Retype the material in full, keeping every word the same.

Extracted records
○ ○ ○ ○ ○ ○ ○
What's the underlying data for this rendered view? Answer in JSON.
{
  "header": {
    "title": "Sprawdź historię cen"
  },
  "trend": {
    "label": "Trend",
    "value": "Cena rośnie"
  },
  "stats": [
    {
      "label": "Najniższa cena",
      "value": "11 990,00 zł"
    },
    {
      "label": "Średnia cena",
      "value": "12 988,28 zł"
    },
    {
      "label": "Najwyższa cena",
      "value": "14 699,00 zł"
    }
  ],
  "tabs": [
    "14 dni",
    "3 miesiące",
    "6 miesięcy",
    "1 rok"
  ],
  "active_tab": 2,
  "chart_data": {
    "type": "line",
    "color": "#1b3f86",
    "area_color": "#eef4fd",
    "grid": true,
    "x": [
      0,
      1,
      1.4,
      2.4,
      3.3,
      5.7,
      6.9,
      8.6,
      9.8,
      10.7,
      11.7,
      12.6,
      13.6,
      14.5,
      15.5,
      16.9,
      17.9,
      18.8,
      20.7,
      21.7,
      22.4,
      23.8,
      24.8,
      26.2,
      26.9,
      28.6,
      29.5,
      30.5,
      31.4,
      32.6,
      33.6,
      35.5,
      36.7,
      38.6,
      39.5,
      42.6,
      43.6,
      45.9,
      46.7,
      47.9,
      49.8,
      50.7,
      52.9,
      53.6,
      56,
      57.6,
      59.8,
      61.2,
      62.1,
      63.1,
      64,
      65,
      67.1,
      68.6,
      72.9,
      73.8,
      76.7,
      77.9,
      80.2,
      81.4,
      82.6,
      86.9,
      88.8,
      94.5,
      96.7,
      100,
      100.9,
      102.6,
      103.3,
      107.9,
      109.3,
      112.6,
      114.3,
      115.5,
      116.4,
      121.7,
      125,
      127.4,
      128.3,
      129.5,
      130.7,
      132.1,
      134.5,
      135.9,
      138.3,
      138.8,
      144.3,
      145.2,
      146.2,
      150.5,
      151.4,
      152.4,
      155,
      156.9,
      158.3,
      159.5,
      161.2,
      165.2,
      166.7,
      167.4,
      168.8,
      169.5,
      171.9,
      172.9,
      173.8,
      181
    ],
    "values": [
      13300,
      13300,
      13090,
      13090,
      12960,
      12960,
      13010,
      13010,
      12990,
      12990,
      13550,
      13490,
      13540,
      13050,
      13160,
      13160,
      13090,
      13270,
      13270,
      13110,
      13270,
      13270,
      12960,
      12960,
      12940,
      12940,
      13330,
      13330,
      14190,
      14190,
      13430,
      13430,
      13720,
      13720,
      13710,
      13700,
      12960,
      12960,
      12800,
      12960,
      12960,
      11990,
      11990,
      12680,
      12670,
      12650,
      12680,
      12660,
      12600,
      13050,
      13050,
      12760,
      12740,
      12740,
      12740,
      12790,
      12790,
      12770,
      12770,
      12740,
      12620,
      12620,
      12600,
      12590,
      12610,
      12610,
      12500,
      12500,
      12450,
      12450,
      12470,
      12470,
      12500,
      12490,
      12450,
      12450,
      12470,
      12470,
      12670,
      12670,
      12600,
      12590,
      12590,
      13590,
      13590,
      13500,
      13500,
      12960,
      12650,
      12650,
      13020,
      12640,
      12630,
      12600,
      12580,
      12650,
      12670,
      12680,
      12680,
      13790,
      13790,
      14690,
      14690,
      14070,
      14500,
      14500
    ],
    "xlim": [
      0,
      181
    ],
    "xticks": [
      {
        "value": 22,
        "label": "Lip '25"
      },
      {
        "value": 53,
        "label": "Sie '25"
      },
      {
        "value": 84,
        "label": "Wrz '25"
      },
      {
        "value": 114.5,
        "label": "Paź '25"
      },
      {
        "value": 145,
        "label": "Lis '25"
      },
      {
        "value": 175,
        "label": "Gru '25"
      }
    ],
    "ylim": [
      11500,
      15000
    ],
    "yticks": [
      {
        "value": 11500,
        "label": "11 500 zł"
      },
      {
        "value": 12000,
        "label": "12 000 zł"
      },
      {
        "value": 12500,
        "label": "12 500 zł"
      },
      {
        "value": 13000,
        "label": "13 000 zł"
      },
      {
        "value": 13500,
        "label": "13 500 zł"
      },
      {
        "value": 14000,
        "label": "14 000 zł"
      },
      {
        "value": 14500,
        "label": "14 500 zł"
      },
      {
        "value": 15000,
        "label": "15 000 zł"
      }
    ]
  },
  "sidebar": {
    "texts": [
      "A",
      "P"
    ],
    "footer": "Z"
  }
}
○ ○ ○ ○ ○ ○ ○
Solution below:
What's the underlying data for this rendered view? Answer in JSON.
{
  "header": {
    "title": "Sprawdź historię cen"
  },
  "trend": {
    "label": "Trend",
    "value": "Cena rośnie"
  },
  "stats": [
    {
      "label": "Najniższa cena",
      "value": "11 990,00 zł"
    },
    {
      "label": "Średnia cena",
      "value": "12 988,28 zł"
    },
    {
      "label": "Najwyższa cena",
      "value": "14 699,00 zł"
    }
  ],
  "tabs": [
    "14 dni",
    "3 miesiące",
    "6 miesięcy",
    "1 rok"
  ],
  "active_tab": 2,
  "chart_data": {
    "type": "line",
    "color": "#1b3f86",
    "area_color": "#eef4fd",
    "grid": true,
    "x": [
      0,
      1,
      1.4,
      2.4,
      3.3,
      5.7,
      6.9,
      8.6,
      9.8,
      10.7,
      11.7,
      12.6,
      13.6,
      14.5,
      15.5,
      16.9,
      17.9,
      18.8,
      20.7,
      21.7,
      22.4,
      23.8,
      24.8,
      26.2,
      26.9,
      28.6,
      29.5,
      30.5,
      31.4,
      32.6,
      33.6,
      35.5,
      36.7,
      38.6,
      39.5,
      42.6,
      43.6,
      45.9,
      46.7,
      47.9,
      49.8,
      50.7,
      52.9,
      53.6,
      56,
      57.6,
      59.8,
      61.2,
      62.1,
      63.1,
      64,
      65,
      67.1,
      68.6,
      72.9,
      73.8,
      76.7,
      77.9,
      80.2,
      81.4,
      82.6,
      86.9,
      88.8,
      94.5,
      96.7,
      100,
      100.9,
      102.6,
      103.3,
      107.9,
      109.3,
      112.6,
      114.3,
      115.5,
      116.4,
      121.7,
      125,
      127.4,
      128.3,
      129.5,
      130.7,
      132.1,
      134.5,
      135.9,
      138.3,
      138.8,
      144.3,
      145.2,
      146.2,
      150.5,
      151.4,
      152.4,
      155,
      156.9,
      158.3,
      159.5,
      161.2,
      165.2,
      166.7,
      167.4,
      168.8,
      169.5,
      171.9,
      172.9,
      173.8,
      181
    ],
    "values": [
      13300,
      13300,
      13090,
      13090,
      12960,
      12960,
      13010,
      13010,
      12990,
      12990,
      13550,
      13490,
      13540,
      13050,
      13160,
      13160,
      13090,
      13270,
      13270,
      13110,
      13270,
      13270,
      12960,
      12960,
      12940,
      12940,
      13330,
      13330,
      14190,
      14190,
      13430,
      13430,
      13720,
      13720,
      13710,
      13700,
      12960,
      12960,
      12800,
      12960,
      12960,
      11990,
      11990,
      12680,
      12670,
      12650,
      12680,
      12660,
      12600,
      13050,
      13050,
      12760,
      12740,
      12740,
      12740,
      12790,
      12790,
      12770,
      12770,
      12740,
      12620,
      12620,
      12600,
      12590,
      12610,
      12610,
      12500,
      12500,
      12450,
      12450,
      12470,
      12470,
      12500,
      12490,
      12450,
      12450,
      12470,
      12470,
      12670,
      12670,
      12600,
      12590,
      12590,
      13590,
      13590,
      13500,
      13500,
      12960,
      12650,
      12650,
      13020,
      12640,
      12630,
      12600,
      12580,
      12650,
      12670,
      12680,
      12680,
      13790,
      13790,
      14690,
      14690,
      14070,
      14500,
      14500
    ],
    "xlim": [
      0,
      181
    ],
    "xticks": [
      {
        "value": 22,
        "label": "Lip '25"
      },
      {
        "value": 53,
        "label": "Sie '25"
      },
      {
        "value": 84,
        "label": "Wrz '25"
      },
      {
        "value": 114.5,
        "label": "Paź '25"
      },
      {
        "value": 145,
        "label": "Lis '25"
      },
      {
        "value": 175,
        "label": "Gru '25"
      }
    ],
    "ylim": [
      11500,
      15000
    ],
    "yticks": [
      {
        "value": 11500,
        "label": "11 500 zł"
      },
      {
        "value": 12000,
        "label": "12 000 zł"
      },
      {
        "value": 12500,
        "label": "12 500 zł"
      },
      {
        "value": 13000,
        "label": "13 000 zł"
      },
      {
        "value": 13500,
        "label": "13 500 zł"
      },
      {
        "value": 14000,
        "label": "14 000 zł"
      },
      {
        "value": 14500,
        "label": "14 500 zł"
      },
      {
        "value": 15000,
        "label": "15 000 zł"
      }
    ]
  },
  "sidebar": {
    "texts": [
      "A",
      "P"
    ],
    "footer": "Z"
  }
}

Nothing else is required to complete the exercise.